▶ Task brief: Write out every line of the material exactly as it appears.

▶ Data excerpts:
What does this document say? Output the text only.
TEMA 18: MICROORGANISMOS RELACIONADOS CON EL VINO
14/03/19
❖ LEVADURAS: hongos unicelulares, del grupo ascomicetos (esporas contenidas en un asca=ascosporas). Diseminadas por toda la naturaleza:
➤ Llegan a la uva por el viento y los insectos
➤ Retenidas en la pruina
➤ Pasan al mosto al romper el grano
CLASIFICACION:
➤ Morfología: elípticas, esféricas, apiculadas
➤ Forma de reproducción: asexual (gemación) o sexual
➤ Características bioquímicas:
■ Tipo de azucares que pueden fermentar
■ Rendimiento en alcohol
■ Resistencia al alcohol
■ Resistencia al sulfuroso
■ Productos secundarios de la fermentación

▶ Output for this task:
What does this document say? Output the text only.
TEMA 18: MICROORGANISMOS RELACIONADOS CON EL VINO
14/03/19
❖ LEVADURAS: hongos unicelulares, del grupo ascomicetos (esporas contenidas en un asca=ascosporas). Diseminadas por toda la naturaleza:
➤ Llegan a la uva por el viento y los insectos
➤ Retenidas en la pruina
➤ Pasan al mosto al romper el grano
CLASIFICACION:
➤ Morfología: elípticas, esféricas, apiculadas
➤ Forma de reproducción: asexual (gemación) o sexual
➤ Características bioquímicas:
■ Tipo de azucares que pueden fermentar
■ Rendimiento en alcohol
■ Resistencia al alcohol
■ Resistencia al sulfuroso
■ Productos secundarios de la fermentación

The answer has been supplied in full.